** Begin **

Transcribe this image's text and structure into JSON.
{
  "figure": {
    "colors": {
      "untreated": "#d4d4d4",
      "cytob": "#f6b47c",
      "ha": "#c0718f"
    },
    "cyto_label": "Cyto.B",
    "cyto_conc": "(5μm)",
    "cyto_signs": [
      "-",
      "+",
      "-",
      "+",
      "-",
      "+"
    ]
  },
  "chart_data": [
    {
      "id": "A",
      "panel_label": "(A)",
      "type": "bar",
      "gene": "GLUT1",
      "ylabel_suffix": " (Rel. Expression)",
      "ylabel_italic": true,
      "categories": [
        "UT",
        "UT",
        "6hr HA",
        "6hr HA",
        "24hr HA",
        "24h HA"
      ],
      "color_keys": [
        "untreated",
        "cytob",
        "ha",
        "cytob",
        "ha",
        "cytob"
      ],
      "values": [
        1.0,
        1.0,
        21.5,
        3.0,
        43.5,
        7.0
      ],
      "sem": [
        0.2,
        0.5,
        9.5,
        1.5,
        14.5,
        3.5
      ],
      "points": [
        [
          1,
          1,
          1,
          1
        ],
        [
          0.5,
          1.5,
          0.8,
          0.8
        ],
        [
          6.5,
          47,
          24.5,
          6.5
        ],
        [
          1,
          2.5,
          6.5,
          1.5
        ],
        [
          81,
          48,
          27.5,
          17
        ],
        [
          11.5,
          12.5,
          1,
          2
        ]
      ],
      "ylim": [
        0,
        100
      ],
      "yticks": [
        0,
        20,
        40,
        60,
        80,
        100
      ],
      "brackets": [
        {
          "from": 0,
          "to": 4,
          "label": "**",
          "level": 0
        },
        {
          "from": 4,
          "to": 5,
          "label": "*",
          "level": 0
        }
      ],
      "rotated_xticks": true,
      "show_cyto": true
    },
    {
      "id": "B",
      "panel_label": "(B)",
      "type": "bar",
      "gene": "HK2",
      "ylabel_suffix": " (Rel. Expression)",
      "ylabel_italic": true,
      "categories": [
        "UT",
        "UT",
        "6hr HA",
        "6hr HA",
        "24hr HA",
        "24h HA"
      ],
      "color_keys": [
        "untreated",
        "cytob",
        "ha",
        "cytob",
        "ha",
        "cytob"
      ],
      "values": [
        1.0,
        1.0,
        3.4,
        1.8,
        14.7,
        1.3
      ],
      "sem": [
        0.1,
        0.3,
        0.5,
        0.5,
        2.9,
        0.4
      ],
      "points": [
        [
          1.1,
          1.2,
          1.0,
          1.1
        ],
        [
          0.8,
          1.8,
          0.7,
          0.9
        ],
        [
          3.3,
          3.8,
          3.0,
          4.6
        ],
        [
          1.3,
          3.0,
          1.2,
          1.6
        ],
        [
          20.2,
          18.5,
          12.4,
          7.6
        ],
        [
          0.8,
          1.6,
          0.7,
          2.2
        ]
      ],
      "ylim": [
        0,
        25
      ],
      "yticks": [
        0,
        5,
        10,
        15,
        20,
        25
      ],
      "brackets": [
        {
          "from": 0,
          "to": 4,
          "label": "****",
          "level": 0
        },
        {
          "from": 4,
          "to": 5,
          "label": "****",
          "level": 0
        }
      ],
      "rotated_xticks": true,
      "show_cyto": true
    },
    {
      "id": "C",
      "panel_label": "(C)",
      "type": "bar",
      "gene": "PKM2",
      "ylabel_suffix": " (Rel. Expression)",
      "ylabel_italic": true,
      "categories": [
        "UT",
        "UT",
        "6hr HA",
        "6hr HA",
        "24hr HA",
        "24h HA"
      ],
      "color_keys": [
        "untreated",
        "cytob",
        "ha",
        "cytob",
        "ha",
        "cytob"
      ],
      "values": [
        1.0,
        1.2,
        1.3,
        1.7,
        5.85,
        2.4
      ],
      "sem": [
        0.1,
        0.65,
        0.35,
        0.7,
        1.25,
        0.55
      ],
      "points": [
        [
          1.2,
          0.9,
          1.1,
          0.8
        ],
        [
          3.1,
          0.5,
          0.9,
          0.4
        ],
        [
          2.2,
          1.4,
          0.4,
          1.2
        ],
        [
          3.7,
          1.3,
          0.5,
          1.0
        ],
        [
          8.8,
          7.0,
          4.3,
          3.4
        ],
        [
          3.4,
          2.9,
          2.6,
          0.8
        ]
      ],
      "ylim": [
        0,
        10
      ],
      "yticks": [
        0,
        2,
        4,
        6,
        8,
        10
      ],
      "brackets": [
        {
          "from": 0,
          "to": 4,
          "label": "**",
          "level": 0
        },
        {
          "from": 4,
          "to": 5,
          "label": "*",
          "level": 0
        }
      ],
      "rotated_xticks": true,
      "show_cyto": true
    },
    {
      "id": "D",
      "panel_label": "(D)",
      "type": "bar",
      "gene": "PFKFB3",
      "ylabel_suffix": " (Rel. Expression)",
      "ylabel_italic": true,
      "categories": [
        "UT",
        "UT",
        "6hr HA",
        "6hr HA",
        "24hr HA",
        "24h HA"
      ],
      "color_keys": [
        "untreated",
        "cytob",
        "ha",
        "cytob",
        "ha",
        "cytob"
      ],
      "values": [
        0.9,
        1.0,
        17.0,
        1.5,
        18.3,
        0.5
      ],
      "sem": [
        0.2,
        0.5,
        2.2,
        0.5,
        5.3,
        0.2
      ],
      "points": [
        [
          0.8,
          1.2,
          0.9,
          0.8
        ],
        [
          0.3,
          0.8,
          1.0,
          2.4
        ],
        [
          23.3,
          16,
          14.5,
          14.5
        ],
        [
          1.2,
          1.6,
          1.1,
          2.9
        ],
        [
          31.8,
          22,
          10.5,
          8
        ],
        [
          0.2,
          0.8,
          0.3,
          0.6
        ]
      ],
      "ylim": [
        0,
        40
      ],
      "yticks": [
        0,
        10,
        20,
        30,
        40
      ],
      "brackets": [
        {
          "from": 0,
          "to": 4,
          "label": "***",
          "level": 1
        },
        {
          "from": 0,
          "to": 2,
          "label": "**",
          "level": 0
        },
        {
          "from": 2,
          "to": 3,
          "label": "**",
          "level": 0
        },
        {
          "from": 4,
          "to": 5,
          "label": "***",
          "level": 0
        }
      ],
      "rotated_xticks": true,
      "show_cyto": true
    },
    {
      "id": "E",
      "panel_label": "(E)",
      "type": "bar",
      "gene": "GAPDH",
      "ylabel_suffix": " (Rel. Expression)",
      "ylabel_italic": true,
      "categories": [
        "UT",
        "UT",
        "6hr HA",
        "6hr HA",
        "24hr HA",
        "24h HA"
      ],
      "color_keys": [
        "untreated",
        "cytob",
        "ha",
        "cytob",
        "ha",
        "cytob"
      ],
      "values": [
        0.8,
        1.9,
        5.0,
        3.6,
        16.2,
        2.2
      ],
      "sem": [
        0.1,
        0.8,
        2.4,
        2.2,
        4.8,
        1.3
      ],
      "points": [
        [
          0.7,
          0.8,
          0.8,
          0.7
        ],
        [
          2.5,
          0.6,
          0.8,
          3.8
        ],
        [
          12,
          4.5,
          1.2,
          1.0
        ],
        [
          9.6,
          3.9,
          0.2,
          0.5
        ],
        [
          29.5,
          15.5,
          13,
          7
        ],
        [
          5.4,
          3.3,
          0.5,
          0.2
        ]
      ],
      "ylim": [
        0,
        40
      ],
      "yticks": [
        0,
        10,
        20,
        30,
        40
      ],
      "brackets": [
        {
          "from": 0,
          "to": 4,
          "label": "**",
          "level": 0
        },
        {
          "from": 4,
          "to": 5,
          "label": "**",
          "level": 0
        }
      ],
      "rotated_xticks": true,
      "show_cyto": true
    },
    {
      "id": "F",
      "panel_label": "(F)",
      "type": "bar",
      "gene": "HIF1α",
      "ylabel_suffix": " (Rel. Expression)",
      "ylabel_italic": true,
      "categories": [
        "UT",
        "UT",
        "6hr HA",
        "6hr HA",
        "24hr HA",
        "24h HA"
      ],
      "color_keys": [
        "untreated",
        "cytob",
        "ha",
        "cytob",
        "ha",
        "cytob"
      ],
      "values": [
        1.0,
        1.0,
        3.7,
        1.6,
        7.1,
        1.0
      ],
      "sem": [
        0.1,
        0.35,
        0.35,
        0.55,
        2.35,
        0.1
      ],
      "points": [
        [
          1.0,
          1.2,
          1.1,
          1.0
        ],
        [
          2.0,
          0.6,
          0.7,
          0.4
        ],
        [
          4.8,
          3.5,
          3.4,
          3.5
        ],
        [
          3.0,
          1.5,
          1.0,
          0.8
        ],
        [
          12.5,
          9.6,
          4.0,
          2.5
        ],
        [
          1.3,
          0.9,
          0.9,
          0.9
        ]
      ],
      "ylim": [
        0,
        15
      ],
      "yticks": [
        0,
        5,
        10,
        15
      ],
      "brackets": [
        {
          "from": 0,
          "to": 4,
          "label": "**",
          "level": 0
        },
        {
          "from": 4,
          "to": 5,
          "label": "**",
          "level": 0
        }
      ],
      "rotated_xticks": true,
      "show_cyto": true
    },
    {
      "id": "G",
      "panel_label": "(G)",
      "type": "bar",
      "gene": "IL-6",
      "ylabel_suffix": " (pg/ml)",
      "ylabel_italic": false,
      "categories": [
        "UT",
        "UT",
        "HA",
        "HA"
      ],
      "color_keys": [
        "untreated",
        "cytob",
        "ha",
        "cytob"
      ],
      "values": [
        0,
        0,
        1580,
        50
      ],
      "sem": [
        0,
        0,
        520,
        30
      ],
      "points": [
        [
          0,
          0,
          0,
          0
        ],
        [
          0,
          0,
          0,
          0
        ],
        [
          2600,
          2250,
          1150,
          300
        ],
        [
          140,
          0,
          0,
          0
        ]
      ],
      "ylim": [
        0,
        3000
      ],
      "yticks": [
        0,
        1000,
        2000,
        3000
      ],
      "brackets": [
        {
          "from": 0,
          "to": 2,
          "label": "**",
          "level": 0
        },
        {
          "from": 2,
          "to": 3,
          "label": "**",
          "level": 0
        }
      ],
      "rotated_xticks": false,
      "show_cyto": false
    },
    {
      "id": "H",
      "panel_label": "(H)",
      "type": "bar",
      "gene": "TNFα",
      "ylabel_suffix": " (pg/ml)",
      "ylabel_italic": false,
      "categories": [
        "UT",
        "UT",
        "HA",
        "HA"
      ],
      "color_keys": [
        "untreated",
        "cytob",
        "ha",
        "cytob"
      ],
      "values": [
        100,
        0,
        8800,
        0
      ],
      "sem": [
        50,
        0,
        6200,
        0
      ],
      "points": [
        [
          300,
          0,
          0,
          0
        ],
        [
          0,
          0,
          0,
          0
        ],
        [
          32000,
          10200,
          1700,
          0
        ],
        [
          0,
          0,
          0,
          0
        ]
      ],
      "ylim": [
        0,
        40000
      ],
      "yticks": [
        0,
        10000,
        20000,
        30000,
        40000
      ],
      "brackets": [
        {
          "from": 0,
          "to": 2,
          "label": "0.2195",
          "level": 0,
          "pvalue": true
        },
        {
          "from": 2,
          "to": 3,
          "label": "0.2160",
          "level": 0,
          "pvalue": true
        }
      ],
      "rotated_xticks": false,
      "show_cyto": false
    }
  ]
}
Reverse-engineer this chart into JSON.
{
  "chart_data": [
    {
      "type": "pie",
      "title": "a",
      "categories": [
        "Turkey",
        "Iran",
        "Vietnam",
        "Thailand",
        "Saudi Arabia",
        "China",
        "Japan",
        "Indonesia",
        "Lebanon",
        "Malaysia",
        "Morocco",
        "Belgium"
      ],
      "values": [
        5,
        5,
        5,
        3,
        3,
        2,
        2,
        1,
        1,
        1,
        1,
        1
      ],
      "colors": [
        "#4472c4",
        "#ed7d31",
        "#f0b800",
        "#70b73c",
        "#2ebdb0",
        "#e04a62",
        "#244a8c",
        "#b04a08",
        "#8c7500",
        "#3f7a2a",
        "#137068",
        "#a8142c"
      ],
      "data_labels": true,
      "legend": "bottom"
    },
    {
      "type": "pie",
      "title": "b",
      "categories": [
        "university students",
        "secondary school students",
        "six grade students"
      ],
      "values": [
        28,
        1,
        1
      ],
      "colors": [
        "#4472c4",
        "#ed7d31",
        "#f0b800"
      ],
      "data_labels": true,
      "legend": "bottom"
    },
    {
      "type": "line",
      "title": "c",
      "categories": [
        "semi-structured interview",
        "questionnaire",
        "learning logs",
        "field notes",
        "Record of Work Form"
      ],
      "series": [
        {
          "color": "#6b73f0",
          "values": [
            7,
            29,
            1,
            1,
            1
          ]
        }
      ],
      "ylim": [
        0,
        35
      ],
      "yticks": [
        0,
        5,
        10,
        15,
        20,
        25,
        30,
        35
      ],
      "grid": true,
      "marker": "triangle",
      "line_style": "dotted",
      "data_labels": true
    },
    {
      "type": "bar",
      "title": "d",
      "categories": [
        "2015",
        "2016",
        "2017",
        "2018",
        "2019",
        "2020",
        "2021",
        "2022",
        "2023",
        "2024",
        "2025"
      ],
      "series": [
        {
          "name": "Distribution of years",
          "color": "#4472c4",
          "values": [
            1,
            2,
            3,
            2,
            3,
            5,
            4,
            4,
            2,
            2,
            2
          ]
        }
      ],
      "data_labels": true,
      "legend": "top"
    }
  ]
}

** End **

- [What this task involves]
Return each line in the records that holds the string "JSON".

- [Final answer]
Transcribe this image's text and structure into JSON.
Reverse-engineer this chart into JSON.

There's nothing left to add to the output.